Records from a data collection

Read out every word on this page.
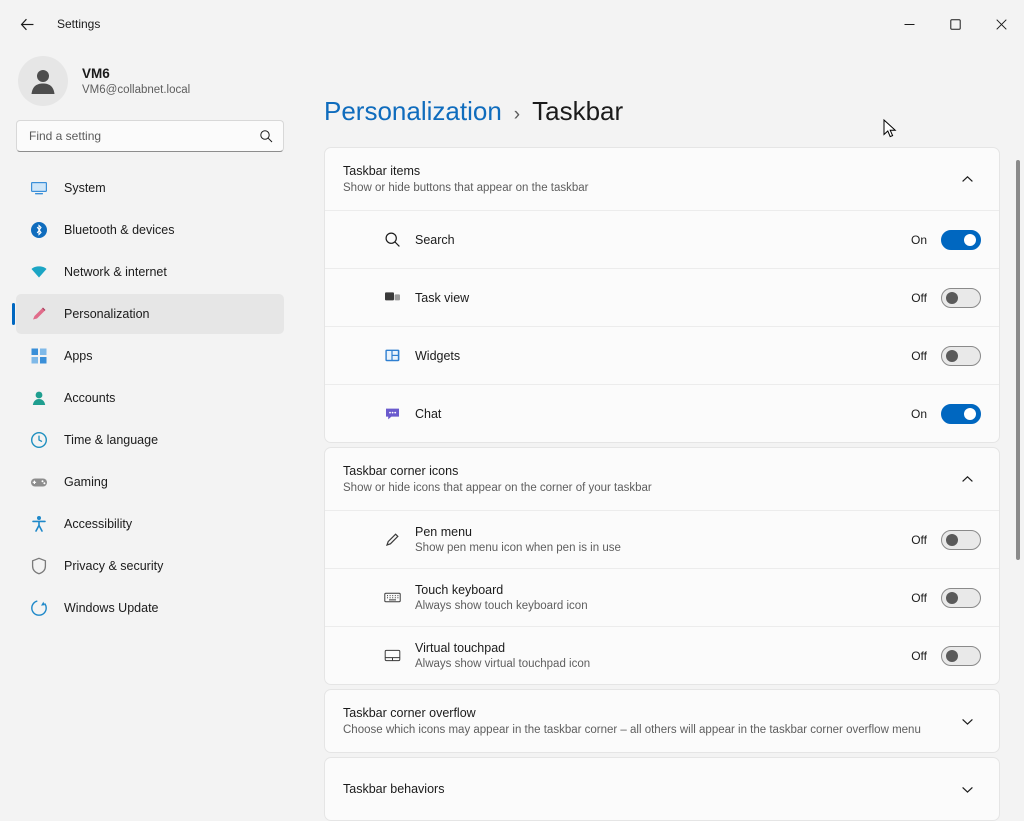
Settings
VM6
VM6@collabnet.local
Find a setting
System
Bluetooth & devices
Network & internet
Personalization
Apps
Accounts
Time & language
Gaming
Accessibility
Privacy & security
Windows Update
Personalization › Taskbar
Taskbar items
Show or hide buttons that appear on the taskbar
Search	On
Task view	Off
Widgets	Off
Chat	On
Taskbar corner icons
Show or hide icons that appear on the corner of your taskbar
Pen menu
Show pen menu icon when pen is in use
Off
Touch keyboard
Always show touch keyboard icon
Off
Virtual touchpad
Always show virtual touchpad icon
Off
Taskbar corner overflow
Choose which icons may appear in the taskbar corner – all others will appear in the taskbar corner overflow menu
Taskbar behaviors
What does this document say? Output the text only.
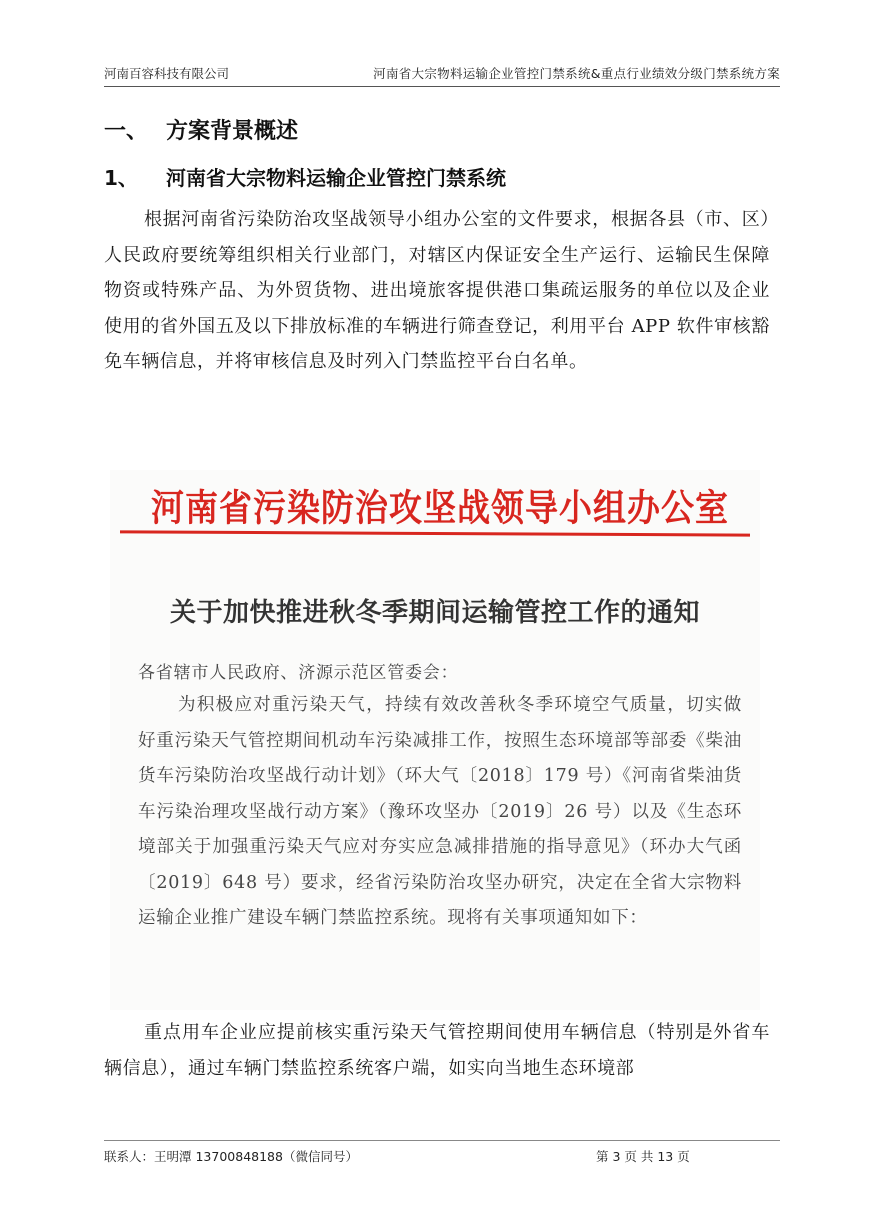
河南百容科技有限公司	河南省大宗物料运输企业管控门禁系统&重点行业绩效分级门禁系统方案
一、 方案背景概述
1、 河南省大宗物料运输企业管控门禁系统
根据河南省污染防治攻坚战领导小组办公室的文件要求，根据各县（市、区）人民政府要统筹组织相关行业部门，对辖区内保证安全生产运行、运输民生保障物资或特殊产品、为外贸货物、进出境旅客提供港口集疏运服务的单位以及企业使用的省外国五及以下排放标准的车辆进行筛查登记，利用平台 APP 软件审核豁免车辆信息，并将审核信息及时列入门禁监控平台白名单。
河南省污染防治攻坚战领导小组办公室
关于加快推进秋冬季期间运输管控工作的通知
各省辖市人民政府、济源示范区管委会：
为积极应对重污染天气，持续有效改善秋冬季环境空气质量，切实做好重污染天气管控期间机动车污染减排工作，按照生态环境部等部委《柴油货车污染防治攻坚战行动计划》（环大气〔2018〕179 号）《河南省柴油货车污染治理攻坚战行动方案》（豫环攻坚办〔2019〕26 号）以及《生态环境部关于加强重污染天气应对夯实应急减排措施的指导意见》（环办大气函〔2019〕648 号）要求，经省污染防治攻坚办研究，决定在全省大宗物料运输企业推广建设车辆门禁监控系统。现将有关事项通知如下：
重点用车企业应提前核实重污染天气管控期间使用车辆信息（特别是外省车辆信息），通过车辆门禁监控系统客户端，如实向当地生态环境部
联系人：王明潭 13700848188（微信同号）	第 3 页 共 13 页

Goal: Using the data above, print every line exactly, omitting pictures.

Exercise response:
Read out every word on this page.
Settings
VM6
VM6@collabnet.local
Find a setting
System
Bluetooth & devices
Network & internet
Personalization
Apps
Accounts
Time & language
Gaming
Accessibility
Privacy & security
Windows Update
Personalization › Taskbar
Taskbar items
Show or hide buttons that appear on the taskbar
Search	On
Task view	Off
Widgets	Off
Chat	On
Taskbar corner icons
Show or hide icons that appear on the corner of your taskbar
Pen menu
Show pen menu icon when pen is in use
Off
Touch keyboard
Always show touch keyboard icon
Off
Virtual touchpad
Always show virtual touchpad icon
Off
Taskbar corner overflow
Choose which icons may appear in the taskbar corner – all others will appear in the taskbar corner overflow menu
Taskbar behaviors
What does this document say? Output the text only.
河南百容科技有限公司	河南省大宗物料运输企业管控门禁系统&重点行业绩效分级门禁系统方案
一、 方案背景概述
1、 河南省大宗物料运输企业管控门禁系统
根据河南省污染防治攻坚战领导小组办公室的文件要求，根据各县（市、区）人民政府要统筹组织相关行业部门，对辖区内保证安全生产运行、运输民生保障物资或特殊产品、为外贸货物、进出境旅客提供港口集疏运服务的单位以及企业使用的省外国五及以下排放标准的车辆进行筛查登记，利用平台 APP 软件审核豁免车辆信息，并将审核信息及时列入门禁监控平台白名单。
河南省污染防治攻坚战领导小组办公室
关于加快推进秋冬季期间运输管控工作的通知
各省辖市人民政府、济源示范区管委会：
为积极应对重污染天气，持续有效改善秋冬季环境空气质量，切实做好重污染天气管控期间机动车污染减排工作，按照生态环境部等部委《柴油货车污染防治攻坚战行动计划》（环大气〔2018〕179 号）《河南省柴油货车污染治理攻坚战行动方案》（豫环攻坚办〔2019〕26 号）以及《生态环境部关于加强重污染天气应对夯实应急减排措施的指导意见》（环办大气函〔2019〕648 号）要求，经省污染防治攻坚办研究，决定在全省大宗物料运输企业推广建设车辆门禁监控系统。现将有关事项通知如下：
重点用车企业应提前核实重污染天气管控期间使用车辆信息（特别是外省车辆信息），通过车辆门禁监控系统客户端，如实向当地生态环境部
联系人：王明潭 13700848188（微信同号）	第 3 页 共 13 页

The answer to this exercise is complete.